• [YOUR INSTRUCTIONS]: In the following material, identify every line holding the string "FXCM" and return it.
··· MATERIAL PROVIDED
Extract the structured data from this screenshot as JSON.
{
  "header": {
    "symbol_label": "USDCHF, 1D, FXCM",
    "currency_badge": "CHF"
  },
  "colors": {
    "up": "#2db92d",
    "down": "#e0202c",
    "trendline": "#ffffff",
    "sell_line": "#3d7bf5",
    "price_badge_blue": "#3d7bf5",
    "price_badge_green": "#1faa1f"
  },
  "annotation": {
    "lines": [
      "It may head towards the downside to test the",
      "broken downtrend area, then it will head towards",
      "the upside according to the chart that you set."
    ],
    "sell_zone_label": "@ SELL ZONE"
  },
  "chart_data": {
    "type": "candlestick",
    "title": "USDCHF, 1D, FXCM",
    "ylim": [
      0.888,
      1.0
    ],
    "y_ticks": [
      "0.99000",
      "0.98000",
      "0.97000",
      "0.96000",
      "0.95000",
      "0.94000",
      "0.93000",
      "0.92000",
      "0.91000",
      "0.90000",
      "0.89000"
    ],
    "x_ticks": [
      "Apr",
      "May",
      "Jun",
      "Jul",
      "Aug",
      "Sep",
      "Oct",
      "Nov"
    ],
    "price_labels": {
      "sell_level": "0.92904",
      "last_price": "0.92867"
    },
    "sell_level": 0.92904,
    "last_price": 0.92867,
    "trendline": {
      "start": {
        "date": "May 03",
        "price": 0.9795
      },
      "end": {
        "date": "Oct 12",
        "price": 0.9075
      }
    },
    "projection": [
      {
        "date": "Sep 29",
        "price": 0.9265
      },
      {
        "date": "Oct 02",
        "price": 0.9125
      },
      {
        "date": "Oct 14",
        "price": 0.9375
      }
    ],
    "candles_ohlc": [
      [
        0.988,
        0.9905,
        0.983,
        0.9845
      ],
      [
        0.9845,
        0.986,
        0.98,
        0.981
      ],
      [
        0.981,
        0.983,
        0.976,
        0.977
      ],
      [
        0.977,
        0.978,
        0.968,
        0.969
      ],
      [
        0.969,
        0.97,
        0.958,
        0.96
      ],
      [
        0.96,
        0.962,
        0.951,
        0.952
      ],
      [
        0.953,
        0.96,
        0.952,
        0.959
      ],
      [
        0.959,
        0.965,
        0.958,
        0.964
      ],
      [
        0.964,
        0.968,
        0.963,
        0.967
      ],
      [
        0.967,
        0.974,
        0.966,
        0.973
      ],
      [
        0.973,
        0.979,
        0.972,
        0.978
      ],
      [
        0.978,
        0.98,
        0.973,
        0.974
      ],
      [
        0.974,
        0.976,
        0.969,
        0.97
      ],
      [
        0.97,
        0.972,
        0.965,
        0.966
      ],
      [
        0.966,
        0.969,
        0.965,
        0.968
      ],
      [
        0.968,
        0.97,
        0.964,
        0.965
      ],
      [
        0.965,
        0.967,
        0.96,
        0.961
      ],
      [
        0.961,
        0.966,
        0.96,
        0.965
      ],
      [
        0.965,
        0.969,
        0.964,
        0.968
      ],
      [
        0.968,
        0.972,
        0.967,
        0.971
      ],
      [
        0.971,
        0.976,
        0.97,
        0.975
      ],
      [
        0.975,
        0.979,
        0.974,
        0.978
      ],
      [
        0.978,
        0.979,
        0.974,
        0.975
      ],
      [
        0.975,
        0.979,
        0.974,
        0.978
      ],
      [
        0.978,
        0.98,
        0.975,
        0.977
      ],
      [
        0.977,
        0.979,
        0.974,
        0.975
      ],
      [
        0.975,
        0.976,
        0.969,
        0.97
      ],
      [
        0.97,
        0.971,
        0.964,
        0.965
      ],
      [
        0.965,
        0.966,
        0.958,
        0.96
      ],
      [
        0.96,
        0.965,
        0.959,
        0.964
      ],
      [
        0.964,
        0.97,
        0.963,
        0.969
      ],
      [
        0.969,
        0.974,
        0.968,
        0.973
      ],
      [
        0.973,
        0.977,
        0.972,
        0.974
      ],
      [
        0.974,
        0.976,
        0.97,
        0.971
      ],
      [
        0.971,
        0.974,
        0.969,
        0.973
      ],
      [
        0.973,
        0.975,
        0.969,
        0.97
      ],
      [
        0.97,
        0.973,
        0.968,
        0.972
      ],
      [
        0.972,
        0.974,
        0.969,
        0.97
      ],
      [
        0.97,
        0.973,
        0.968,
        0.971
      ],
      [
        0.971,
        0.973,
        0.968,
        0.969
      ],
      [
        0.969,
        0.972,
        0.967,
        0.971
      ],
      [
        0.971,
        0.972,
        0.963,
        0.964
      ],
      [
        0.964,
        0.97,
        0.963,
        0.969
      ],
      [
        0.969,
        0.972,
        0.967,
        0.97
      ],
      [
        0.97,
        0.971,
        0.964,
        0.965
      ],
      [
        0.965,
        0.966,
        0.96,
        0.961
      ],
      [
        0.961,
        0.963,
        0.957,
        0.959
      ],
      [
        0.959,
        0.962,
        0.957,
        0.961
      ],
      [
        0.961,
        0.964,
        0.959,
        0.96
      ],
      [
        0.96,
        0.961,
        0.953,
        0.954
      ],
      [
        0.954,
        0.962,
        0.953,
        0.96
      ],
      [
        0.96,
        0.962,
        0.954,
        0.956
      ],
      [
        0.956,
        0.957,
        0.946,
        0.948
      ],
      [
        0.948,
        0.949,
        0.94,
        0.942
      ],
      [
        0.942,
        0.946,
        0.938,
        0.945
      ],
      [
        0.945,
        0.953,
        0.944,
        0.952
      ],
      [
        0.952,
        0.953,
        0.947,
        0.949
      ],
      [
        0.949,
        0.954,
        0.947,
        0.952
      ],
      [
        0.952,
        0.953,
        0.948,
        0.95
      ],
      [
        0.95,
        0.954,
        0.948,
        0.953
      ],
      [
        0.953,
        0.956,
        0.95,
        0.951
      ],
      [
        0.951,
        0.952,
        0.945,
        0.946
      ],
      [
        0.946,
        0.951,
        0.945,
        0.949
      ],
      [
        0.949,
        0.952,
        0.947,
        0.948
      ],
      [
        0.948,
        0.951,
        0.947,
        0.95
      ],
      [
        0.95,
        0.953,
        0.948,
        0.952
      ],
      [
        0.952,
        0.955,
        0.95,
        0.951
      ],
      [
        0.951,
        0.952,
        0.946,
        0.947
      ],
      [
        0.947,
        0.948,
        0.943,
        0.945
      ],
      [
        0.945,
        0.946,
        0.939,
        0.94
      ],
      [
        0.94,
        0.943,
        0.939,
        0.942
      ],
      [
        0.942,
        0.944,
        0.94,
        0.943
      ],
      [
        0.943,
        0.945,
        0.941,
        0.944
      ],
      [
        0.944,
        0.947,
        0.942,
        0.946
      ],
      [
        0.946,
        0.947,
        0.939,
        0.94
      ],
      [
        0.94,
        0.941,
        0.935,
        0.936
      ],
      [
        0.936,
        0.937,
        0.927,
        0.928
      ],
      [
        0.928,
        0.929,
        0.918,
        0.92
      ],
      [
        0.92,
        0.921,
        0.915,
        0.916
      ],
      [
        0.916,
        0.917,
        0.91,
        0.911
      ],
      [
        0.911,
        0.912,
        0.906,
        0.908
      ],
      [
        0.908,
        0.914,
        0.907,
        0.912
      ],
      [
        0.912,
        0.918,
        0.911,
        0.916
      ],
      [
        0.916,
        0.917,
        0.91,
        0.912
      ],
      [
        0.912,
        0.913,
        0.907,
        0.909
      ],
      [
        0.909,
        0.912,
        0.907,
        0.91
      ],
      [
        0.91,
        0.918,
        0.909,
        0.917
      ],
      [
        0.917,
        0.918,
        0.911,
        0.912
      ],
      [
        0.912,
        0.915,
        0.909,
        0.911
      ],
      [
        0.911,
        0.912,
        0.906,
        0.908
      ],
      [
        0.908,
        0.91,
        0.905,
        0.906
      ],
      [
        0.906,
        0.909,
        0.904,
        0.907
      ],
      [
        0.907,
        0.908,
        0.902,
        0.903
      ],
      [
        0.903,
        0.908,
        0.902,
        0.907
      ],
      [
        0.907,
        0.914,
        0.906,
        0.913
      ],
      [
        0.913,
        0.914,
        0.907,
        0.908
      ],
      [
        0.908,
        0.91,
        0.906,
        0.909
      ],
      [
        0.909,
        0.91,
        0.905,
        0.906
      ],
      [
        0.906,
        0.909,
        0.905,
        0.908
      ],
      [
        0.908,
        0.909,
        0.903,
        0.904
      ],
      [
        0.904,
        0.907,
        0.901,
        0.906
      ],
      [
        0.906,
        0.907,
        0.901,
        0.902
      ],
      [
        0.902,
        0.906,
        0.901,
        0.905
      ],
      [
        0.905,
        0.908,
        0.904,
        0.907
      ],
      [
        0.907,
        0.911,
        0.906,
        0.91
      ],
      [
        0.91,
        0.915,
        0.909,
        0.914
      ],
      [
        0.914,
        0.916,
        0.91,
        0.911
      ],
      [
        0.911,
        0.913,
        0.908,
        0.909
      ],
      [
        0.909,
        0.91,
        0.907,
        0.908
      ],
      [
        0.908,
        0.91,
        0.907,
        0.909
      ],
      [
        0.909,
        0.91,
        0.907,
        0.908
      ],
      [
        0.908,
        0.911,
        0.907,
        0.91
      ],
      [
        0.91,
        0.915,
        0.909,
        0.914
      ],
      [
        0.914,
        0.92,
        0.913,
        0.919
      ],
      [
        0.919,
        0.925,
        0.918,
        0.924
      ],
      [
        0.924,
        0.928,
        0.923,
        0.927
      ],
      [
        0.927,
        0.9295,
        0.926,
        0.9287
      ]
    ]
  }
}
······
• [OUTPUT FOR THIS TASK]:
    "symbol_label": "USDCHF, 1D, FXCM",
    "title": "USDCHF, 1D, FXCM",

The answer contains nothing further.